-- Begin MATERIAL SHOWN --
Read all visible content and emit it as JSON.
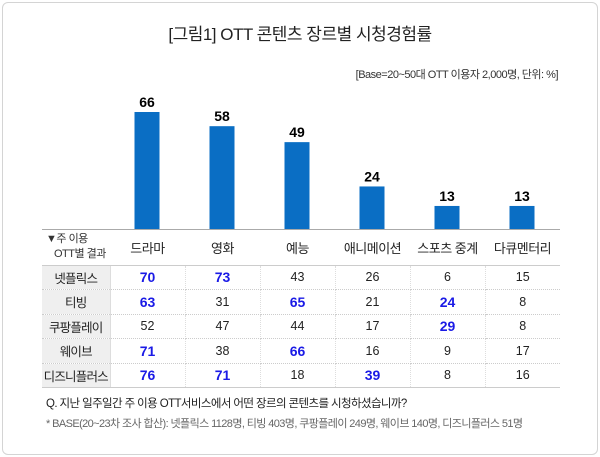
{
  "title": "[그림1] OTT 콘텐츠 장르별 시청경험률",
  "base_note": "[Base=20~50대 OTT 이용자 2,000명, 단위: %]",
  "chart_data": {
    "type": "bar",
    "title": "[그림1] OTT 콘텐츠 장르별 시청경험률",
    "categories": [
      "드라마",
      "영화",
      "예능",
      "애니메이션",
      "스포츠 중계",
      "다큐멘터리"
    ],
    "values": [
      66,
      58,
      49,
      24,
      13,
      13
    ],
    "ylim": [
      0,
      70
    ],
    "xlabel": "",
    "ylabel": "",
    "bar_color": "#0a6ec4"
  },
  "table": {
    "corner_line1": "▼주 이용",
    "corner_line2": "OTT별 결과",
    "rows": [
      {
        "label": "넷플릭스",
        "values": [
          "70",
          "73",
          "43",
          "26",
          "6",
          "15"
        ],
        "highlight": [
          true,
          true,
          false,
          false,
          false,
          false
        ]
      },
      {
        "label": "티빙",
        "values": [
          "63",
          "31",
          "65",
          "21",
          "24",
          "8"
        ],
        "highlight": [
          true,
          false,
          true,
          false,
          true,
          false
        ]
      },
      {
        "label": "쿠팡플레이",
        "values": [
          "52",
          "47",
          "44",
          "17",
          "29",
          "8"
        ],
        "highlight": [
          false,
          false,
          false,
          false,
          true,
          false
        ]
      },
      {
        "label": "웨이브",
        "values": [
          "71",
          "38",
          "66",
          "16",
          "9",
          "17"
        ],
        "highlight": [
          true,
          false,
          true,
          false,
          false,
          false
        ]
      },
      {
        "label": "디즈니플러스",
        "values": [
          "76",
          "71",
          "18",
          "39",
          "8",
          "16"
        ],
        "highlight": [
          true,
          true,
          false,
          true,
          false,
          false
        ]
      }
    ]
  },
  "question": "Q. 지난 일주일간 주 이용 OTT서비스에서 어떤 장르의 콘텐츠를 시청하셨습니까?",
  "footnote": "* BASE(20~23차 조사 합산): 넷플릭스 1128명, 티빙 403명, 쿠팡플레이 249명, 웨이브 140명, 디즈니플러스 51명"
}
-- End MATERIAL SHOWN --
» **TASK DIRECTIONS**:
Copy all lines from the material that hold "디즈니플러스".

» **COMPLETE ANSWER**:
        "label": "디즈니플러스",
  "footnote": "* BASE(20~23차 조사 합산): 넷플릭스 1128명, 티빙 403명, 쿠팡플레이 249명, 웨이브 140명, 디즈니플러스 51명"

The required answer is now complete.